- _What you should do_
Leave out the pictures and reproduce all of the data exactly.

- _Source records_
################
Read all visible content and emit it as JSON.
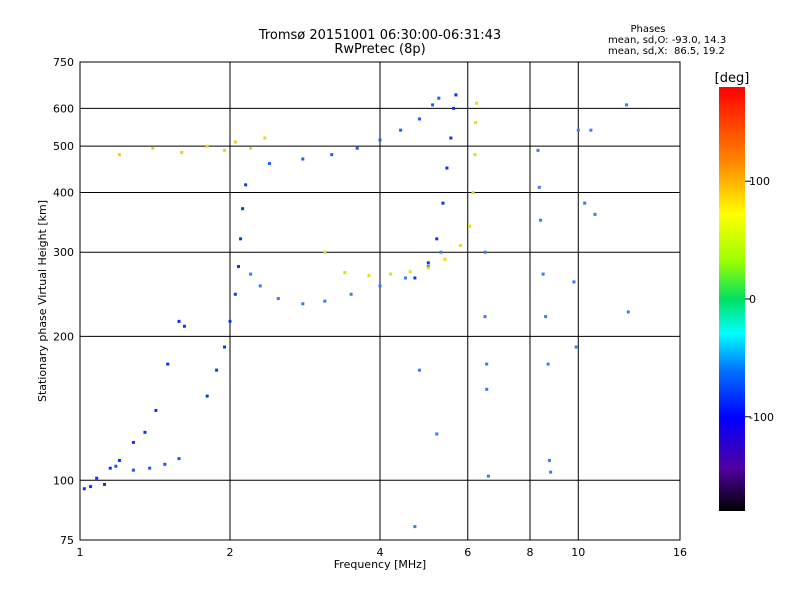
{
  "chart_data": {
    "type": "scatter",
    "title": "Tromsø 20151001 06:30:00-06:31:43",
    "subtitle": "RwPretec (8p)",
    "stats": {
      "heading": "Phases",
      "line_o": "mean, sd,O: -93.0, 14.3",
      "line_x": "mean, sd,X:  86.5, 19.2"
    },
    "xlabel": "Frequency [MHz]",
    "ylabel": "Stationary phase Virtual Height [km]",
    "x_scale": "log2",
    "y_scale": "log",
    "xlim": [
      1,
      16
    ],
    "ylim": [
      75,
      750
    ],
    "x_ticks": [
      1,
      2,
      4,
      6,
      8,
      10,
      16
    ],
    "x_tick_labels": [
      "1",
      "2",
      "4",
      "6",
      "8",
      "10",
      "16"
    ],
    "y_ticks": [
      75,
      100,
      200,
      300,
      400,
      500,
      600,
      750
    ],
    "y_tick_labels": [
      "75",
      "100",
      "200",
      "300",
      "400",
      "500",
      "600",
      "750"
    ],
    "grid": true,
    "colorbar": {
      "label": "[deg]",
      "range": [
        -180,
        180
      ],
      "ticks": [
        100,
        0,
        -100
      ],
      "tick_labels": [
        "100",
        "0",
        "-100"
      ]
    },
    "series": [
      {
        "values": [
          [
            1.02,
            96
          ],
          [
            1.05,
            97
          ],
          [
            1.08,
            101
          ],
          [
            1.12,
            98
          ],
          [
            1.15,
            106
          ],
          [
            1.2,
            110
          ],
          [
            1.28,
            120
          ],
          [
            1.35,
            126
          ],
          [
            1.42,
            140
          ],
          [
            1.5,
            175
          ],
          [
            1.58,
            215
          ],
          [
            1.62,
            210
          ]
        ]
      },
      {
        "values": [
          [
            1.18,
            107
          ],
          [
            1.28,
            105
          ],
          [
            1.38,
            106
          ],
          [
            1.48,
            108
          ],
          [
            1.58,
            111
          ]
        ]
      },
      {
        "values": [
          [
            1.8,
            150
          ],
          [
            1.88,
            170
          ],
          [
            1.95,
            190
          ],
          [
            2.0,
            215
          ],
          [
            2.05,
            245
          ],
          [
            2.08,
            280
          ],
          [
            2.1,
            320
          ],
          [
            2.12,
            370
          ],
          [
            2.15,
            415
          ]
        ]
      },
      {
        "values": [
          [
            2.2,
            270
          ],
          [
            2.3,
            255
          ],
          [
            2.5,
            240
          ],
          [
            2.8,
            234
          ],
          [
            3.1,
            237
          ],
          [
            3.5,
            245
          ],
          [
            4.0,
            255
          ],
          [
            4.5,
            265
          ],
          [
            5.0,
            280
          ],
          [
            5.3,
            300
          ]
        ]
      },
      {
        "values": [
          [
            2.4,
            460
          ],
          [
            2.8,
            470
          ],
          [
            3.2,
            480
          ],
          [
            3.6,
            495
          ],
          [
            4.0,
            515
          ],
          [
            4.4,
            540
          ],
          [
            4.8,
            570
          ],
          [
            5.1,
            610
          ],
          [
            5.25,
            630
          ]
        ]
      },
      {
        "values": [
          [
            4.7,
            265
          ],
          [
            5.0,
            285
          ],
          [
            5.2,
            320
          ],
          [
            5.35,
            380
          ],
          [
            5.45,
            450
          ],
          [
            5.55,
            520
          ],
          [
            5.62,
            600
          ],
          [
            5.68,
            640
          ]
        ]
      },
      {
        "values": [
          [
            3.1,
            300
          ],
          [
            3.4,
            272
          ],
          [
            3.8,
            268
          ],
          [
            4.2,
            270
          ],
          [
            4.6,
            273
          ],
          [
            5.0,
            278
          ],
          [
            5.4,
            290
          ],
          [
            5.8,
            310
          ],
          [
            6.05,
            340
          ],
          [
            6.15,
            400
          ],
          [
            6.2,
            480
          ],
          [
            6.22,
            560
          ],
          [
            6.25,
            615
          ]
        ]
      },
      {
        "values": [
          [
            1.2,
            480
          ],
          [
            1.4,
            495
          ],
          [
            1.6,
            485
          ],
          [
            1.8,
            500
          ],
          [
            1.95,
            490
          ],
          [
            2.05,
            510
          ],
          [
            2.2,
            495
          ],
          [
            2.35,
            520
          ]
        ]
      },
      {
        "values": [
          [
            6.5,
            300
          ],
          [
            6.5,
            220
          ],
          [
            6.55,
            155
          ],
          [
            6.6,
            102
          ],
          [
            8.3,
            490
          ],
          [
            8.35,
            410
          ],
          [
            8.4,
            350
          ],
          [
            8.5,
            270
          ],
          [
            8.6,
            220
          ],
          [
            8.7,
            175
          ],
          [
            8.75,
            110
          ],
          [
            8.8,
            104
          ],
          [
            9.8,
            260
          ],
          [
            9.9,
            190
          ],
          [
            10,
            540
          ],
          [
            10.3,
            380
          ],
          [
            10.6,
            540
          ],
          [
            10.8,
            360
          ],
          [
            12.5,
            610
          ],
          [
            12.6,
            225
          ],
          [
            4.7,
            80
          ],
          [
            4.8,
            170
          ],
          [
            5.2,
            125
          ],
          [
            6.55,
            175
          ]
        ]
      }
    ]
  }
}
################
- _The result_
Read all visible content and emit it as JSON.
{
  "chart_data": {
    "type": "scatter",
    "title": "Tromsø 20151001 06:30:00-06:31:43",
    "subtitle": "RwPretec (8p)",
    "stats": {
      "heading": "Phases",
      "line_o": "mean, sd,O: -93.0, 14.3",
      "line_x": "mean, sd,X:  86.5, 19.2"
    },
    "xlabel": "Frequency [MHz]",
    "ylabel": "Stationary phase Virtual Height [km]",
    "x_scale": "log2",
    "y_scale": "log",
    "xlim": [
      1,
      16
    ],
    "ylim": [
      75,
      750
    ],
    "x_ticks": [
      1,
      2,
      4,
      6,
      8,
      10,
      16
    ],
    "x_tick_labels": [
      "1",
      "2",
      "4",
      "6",
      "8",
      "10",
      "16"
    ],
    "y_ticks": [
      75,
      100,
      200,
      300,
      400,
      500,
      600,
      750
    ],
    "y_tick_labels": [
      "75",
      "100",
      "200",
      "300",
      "400",
      "500",
      "600",
      "750"
    ],
    "grid": true,
    "colorbar": {
      "label": "[deg]",
      "range": [
        -180,
        180
      ],
      "ticks": [
        100,
        0,
        -100
      ],
      "tick_labels": [
        "100",
        "0",
        "-100"
      ]
    },
    "series": [
      {
        "values": [
          [
            1.02,
            96
          ],
          [
            1.05,
            97
          ],
          [
            1.08,
            101
          ],
          [
            1.12,
            98
          ],
          [
            1.15,
            106
          ],
          [
            1.2,
            110
          ],
          [
            1.28,
            120
          ],
          [
            1.35,
            126
          ],
          [
            1.42,
            140
          ],
          [
            1.5,
            175
          ],
          [
            1.58,
            215
          ],
          [
            1.62,
            210
          ]
        ]
      },
      {
        "values": [
          [
            1.18,
            107
          ],
          [
            1.28,
            105
          ],
          [
            1.38,
            106
          ],
          [
            1.48,
            108
          ],
          [
            1.58,
            111
          ]
        ]
      },
      {
        "values": [
          [
            1.8,
            150
          ],
          [
            1.88,
            170
          ],
          [
            1.95,
            190
          ],
          [
            2.0,
            215
          ],
          [
            2.05,
            245
          ],
          [
            2.08,
            280
          ],
          [
            2.1,
            320
          ],
          [
            2.12,
            370
          ],
          [
            2.15,
            415
          ]
        ]
      },
      {
        "values": [
          [
            2.2,
            270
          ],
          [
            2.3,
            255
          ],
          [
            2.5,
            240
          ],
          [
            2.8,
            234
          ],
          [
            3.1,
            237
          ],
          [
            3.5,
            245
          ],
          [
            4.0,
            255
          ],
          [
            4.5,
            265
          ],
          [
            5.0,
            280
          ],
          [
            5.3,
            300
          ]
        ]
      },
      {
        "values": [
          [
            2.4,
            460
          ],
          [
            2.8,
            470
          ],
          [
            3.2,
            480
          ],
          [
            3.6,
            495
          ],
          [
            4.0,
            515
          ],
          [
            4.4,
            540
          ],
          [
            4.8,
            570
          ],
          [
            5.1,
            610
          ],
          [
            5.25,
            630
          ]
        ]
      },
      {
        "values": [
          [
            4.7,
            265
          ],
          [
            5.0,
            285
          ],
          [
            5.2,
            320
          ],
          [
            5.35,
            380
          ],
          [
            5.45,
            450
          ],
          [
            5.55,
            520
          ],
          [
            5.62,
            600
          ],
          [
            5.68,
            640
          ]
        ]
      },
      {
        "values": [
          [
            3.1,
            300
          ],
          [
            3.4,
            272
          ],
          [
            3.8,
            268
          ],
          [
            4.2,
            270
          ],
          [
            4.6,
            273
          ],
          [
            5.0,
            278
          ],
          [
            5.4,
            290
          ],
          [
            5.8,
            310
          ],
          [
            6.05,
            340
          ],
          [
            6.15,
            400
          ],
          [
            6.2,
            480
          ],
          [
            6.22,
            560
          ],
          [
            6.25,
            615
          ]
        ]
      },
      {
        "values": [
          [
            1.2,
            480
          ],
          [
            1.4,
            495
          ],
          [
            1.6,
            485
          ],
          [
            1.8,
            500
          ],
          [
            1.95,
            490
          ],
          [
            2.05,
            510
          ],
          [
            2.2,
            495
          ],
          [
            2.35,
            520
          ]
        ]
      },
      {
        "values": [
          [
            6.5,
            300
          ],
          [
            6.5,
            220
          ],
          [
            6.55,
            155
          ],
          [
            6.6,
            102
          ],
          [
            8.3,
            490
          ],
          [
            8.35,
            410
          ],
          [
            8.4,
            350
          ],
          [
            8.5,
            270
          ],
          [
            8.6,
            220
          ],
          [
            8.7,
            175
          ],
          [
            8.75,
            110
          ],
          [
            8.8,
            104
          ],
          [
            9.8,
            260
          ],
          [
            9.9,
            190
          ],
          [
            10,
            540
          ],
          [
            10.3,
            380
          ],
          [
            10.6,
            540
          ],
          [
            10.8,
            360
          ],
          [
            12.5,
            610
          ],
          [
            12.6,
            225
          ],
          [
            4.7,
            80
          ],
          [
            4.8,
            170
          ],
          [
            5.2,
            125
          ],
          [
            6.55,
            175
          ]
        ]
      }
    ]
  }
}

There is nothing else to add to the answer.